EXCERPTED PASSAGE »
※ ※ ※

Stacy , she is doing wonderfully  If my husband would only put her down long enough to meet and greet the others I could have seen how she was going to do with them. But instead , we put her in a large crate over night with shavings and a good amount of straw and hay and her own little water bowl. She had her own little apartment and was able to see the others too. Dreamer was bright and chipper and vocal this morning , lol. We still haven't put her with my other little ones , they have only met through their pens in the garage. Its nasty here right now , so they have the garage pens to hang out in till it clears up a bit , then they will go to the outside pens. Bob wanted to bring her in the house last night but i was afraid of the temperature change , so I had to squash that idea 
The garage stays a nice even temp for them , not too cold and not too warm and no wind or drafts. So , if it were up to me , i would have all my goats in here , lolol. But , we call the little ones , the babies , and they are basically permanent in there , lol. Until the Spring , and they can stay in the barn in their own stall  Dreamer is sooooooo snuggly and a joy to hold , she just gets herself comfy and she takes in everything while in safely in your arms . She seems to want to butt Yogi ( poor Yogi ) he just wants to be friends , lolol. He is beside himself now , lol. I would lay right next to her and cuddle up if she would only let him , lolol. Oh well , thats the breaks Yogi 
Dreamer has eaten well and her pee and poop is normal. She will be a great addition to my herd , and will be treated like the princess she 
is  Thank you so much for letting me have her , we love her already !

※ ※ ※

[Dataset records]

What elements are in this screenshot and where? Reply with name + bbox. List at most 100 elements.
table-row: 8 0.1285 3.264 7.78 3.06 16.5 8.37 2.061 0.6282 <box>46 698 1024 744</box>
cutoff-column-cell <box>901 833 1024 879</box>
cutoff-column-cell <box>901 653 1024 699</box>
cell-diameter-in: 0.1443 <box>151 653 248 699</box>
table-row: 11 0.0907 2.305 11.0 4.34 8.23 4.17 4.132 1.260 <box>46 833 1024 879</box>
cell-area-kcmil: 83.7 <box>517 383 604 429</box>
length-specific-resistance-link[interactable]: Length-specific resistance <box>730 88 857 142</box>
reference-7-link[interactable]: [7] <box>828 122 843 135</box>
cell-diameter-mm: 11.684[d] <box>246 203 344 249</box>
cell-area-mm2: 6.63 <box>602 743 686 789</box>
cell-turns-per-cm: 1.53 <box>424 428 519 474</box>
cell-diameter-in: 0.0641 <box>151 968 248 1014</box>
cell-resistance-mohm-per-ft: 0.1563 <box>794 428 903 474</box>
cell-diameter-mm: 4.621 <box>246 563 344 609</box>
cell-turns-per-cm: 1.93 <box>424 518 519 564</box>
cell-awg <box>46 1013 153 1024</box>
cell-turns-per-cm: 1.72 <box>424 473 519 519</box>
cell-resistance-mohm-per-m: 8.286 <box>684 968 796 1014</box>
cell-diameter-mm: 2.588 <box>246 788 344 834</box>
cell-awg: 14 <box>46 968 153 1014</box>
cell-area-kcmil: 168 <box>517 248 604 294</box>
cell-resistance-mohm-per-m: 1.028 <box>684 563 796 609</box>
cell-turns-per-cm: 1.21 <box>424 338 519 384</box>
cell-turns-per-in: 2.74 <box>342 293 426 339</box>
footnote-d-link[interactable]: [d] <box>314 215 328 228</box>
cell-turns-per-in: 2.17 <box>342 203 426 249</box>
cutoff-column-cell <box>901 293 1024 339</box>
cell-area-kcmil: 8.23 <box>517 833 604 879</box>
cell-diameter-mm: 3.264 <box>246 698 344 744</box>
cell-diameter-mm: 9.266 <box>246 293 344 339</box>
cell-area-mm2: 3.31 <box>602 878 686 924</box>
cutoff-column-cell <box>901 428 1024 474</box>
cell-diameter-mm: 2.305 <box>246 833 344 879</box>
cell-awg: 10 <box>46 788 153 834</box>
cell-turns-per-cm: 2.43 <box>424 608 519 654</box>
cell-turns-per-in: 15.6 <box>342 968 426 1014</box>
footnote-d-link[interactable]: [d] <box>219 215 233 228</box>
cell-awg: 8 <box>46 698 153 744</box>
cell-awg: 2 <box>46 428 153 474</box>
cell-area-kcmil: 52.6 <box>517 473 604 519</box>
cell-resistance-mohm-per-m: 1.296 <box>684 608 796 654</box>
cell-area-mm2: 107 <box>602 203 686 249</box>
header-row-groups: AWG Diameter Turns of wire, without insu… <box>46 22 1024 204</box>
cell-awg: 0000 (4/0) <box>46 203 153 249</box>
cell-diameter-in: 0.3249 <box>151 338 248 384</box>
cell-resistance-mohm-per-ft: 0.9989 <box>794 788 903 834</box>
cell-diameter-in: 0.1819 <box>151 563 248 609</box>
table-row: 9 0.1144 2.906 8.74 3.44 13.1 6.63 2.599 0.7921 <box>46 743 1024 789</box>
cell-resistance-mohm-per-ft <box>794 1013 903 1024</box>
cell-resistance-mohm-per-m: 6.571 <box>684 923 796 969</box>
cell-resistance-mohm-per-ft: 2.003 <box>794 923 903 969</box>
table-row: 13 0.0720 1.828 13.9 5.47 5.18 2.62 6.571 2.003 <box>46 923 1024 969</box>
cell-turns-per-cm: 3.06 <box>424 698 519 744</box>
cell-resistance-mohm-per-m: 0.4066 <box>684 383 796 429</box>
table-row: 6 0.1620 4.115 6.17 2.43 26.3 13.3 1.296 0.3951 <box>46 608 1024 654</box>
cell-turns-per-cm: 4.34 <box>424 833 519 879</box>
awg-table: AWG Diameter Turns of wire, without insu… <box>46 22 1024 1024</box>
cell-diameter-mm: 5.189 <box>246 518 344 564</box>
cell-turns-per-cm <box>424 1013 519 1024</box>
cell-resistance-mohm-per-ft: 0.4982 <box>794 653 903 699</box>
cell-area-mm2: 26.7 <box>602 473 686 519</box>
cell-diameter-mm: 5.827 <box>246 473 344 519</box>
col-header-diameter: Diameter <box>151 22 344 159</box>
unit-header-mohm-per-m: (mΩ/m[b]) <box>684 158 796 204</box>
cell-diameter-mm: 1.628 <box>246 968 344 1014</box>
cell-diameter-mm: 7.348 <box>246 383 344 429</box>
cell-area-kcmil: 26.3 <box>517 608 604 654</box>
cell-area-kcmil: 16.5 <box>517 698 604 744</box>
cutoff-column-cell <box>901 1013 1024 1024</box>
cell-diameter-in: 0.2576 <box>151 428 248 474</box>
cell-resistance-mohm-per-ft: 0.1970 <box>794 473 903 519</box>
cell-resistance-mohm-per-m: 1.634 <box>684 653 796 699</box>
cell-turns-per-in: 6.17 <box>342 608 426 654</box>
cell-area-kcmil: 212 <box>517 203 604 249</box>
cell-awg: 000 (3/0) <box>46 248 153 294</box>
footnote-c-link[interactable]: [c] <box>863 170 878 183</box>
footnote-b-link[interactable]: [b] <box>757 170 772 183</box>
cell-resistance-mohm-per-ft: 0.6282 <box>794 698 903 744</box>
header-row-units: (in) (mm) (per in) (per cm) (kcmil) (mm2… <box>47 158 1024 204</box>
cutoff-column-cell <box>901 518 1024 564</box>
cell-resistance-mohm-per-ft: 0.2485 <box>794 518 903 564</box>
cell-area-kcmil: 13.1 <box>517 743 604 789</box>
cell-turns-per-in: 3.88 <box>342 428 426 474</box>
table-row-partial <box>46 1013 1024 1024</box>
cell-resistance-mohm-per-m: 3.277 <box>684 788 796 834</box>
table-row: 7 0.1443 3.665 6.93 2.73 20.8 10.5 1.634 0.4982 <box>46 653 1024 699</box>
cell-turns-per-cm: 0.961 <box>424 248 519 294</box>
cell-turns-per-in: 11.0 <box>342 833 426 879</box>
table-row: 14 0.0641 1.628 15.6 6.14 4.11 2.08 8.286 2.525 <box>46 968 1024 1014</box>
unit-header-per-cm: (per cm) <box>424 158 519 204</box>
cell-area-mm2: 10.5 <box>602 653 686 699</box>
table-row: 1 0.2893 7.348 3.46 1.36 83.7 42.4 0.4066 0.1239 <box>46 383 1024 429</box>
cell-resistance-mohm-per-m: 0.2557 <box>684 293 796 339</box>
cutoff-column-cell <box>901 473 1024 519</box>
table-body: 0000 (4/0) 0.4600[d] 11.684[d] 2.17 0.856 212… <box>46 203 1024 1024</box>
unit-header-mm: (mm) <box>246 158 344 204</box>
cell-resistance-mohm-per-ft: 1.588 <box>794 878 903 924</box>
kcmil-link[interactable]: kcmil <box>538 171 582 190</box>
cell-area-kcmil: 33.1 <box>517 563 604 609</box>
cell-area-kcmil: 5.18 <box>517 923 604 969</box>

※ ※ ※

TASKS TO PERFORM »
1 > Answer these about the forum post on the new goat:
(a) Besides shavings, what was put in Dreamer's crate overnight?
(b) Who wanted to bring her into the house?
(c) Which goat does Dreamer seem to want to butt?
2 > Go on with the forum post about the new goat, picking up right after its final sentence.
None of the records are needed here.

RESPONSE LIST »
1 >
(a) A good amount of straw and hay, plus her own little water bowl.
(b) Bob.
(c) Yogi.

2 >
It was a pleasure meeting you , Liam and Julio yesterday , you were so nice and welcoming , I love Julios sense of humor , lol. And the young man Liam is just so handsome , and what a head of hair he has ! 
He will be a heartbreaker for sure once he gets older  Bungee cord will definitely be needed , lolol. You have a lovely place , what a great piece of property ! I know why its called Vineland now , lol. 
My goats would make short work of those vines for ya !  And they will fertilize for free too , lol. Thanks again for Dreamer and introducing me to your family and herd , I enjoyed talking to you and so did Yogi. He loves Jersey , so many friendly people  he wanted to visit Danielle and Sara and MaryBeth , but we had a long ride ahead of us. I promised him we would go visit Three Havens another time 
Pictures to come soon


----------



## StaceyRosado (Oct 5, 2007)

Thanks for the update Laura 
I think she will be on spoiled princess. I'm so glad your husband loves her too. It hurts that I couldn't give her such love myself but knowing I gave her the chance to receive it from you guys helps some. Look forward to pictures.


----------



## HorsePrerace (Jul 25, 2013)

She's so beautiful and sweet!


----------



## happybleats (Sep 12, 2010)

wow Stancy you did a wonderful thing...it doesnt make it hurt less when we give them up but when we know in our heart they are happy healthy and loved...then that makes it right!! And you could not have found a better place for her..Laura will love her ( if her hubby lets her lol) Its a good home...

I bet Liam is growing leaps and bounds..he will be running after the goats in no time!!... many Blessings!!


----------



## Trickyroo (Sep 26, 2012)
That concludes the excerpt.